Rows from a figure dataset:
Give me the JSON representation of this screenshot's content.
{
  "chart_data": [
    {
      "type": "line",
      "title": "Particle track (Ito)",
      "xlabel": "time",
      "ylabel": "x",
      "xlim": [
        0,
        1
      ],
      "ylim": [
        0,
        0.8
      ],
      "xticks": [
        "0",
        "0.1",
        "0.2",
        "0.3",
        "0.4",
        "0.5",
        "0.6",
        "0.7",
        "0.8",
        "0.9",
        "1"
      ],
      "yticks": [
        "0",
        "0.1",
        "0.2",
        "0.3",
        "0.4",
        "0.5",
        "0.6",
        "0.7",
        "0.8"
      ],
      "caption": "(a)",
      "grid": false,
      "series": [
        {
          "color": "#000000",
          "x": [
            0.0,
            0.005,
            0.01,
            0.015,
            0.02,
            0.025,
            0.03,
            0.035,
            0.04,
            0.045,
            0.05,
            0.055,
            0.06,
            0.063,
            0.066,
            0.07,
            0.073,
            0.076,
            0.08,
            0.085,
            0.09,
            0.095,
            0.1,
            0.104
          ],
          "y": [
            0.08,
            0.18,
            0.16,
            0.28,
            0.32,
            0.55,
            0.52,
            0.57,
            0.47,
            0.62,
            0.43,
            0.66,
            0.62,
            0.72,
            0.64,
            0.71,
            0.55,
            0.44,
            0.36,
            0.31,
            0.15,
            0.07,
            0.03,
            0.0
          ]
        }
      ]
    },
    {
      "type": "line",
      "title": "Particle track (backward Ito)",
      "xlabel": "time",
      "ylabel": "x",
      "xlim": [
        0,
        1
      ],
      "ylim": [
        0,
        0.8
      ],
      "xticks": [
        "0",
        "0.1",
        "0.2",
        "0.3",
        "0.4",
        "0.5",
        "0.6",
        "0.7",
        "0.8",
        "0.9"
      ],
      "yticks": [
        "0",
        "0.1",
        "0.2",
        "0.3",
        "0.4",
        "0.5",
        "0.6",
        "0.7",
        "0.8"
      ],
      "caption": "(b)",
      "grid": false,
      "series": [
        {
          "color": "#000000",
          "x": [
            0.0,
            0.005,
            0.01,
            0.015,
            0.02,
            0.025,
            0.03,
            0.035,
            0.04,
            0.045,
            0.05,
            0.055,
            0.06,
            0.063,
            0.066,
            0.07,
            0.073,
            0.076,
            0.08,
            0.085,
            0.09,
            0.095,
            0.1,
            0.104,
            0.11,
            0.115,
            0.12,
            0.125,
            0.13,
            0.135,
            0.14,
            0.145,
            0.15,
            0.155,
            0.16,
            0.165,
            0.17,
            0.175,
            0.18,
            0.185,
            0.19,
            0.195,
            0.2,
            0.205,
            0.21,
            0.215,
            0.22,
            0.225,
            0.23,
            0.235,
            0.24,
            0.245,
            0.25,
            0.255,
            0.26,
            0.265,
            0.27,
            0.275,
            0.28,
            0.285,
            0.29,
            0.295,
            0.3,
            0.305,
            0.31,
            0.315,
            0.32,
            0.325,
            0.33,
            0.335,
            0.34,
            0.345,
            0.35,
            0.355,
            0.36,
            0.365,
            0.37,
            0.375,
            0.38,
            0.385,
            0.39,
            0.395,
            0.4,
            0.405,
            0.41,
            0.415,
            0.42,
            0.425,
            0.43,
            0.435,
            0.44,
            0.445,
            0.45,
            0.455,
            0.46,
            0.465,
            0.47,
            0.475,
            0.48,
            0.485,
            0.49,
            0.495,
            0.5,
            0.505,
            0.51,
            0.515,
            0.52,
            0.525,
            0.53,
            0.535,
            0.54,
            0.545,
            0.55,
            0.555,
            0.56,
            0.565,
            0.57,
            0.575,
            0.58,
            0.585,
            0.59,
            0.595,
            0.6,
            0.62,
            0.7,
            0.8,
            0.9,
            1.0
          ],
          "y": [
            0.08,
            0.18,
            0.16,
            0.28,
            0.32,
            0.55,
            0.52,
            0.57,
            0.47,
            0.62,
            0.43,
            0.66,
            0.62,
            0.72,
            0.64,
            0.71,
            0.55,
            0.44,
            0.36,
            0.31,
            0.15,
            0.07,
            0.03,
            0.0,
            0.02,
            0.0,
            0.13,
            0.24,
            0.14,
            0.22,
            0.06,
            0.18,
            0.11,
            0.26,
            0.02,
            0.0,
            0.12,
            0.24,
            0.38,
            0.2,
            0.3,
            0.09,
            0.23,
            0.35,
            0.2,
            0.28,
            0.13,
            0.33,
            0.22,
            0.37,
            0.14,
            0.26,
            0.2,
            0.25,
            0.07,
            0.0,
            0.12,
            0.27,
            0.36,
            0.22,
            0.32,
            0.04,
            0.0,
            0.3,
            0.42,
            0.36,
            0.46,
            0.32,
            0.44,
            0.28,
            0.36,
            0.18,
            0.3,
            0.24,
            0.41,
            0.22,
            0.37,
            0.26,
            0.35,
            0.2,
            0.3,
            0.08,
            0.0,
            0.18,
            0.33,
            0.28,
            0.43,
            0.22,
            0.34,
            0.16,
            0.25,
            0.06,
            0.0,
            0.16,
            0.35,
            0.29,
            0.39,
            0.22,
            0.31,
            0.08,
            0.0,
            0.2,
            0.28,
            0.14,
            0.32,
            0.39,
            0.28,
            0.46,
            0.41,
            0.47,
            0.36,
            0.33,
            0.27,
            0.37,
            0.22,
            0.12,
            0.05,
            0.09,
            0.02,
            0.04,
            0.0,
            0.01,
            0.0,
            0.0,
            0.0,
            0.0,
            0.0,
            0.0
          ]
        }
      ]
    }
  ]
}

§ **Instructions for the task**
Looking at the records above, count the lines where the word "Particle" appears. State only the number.

§ **Full solution**
2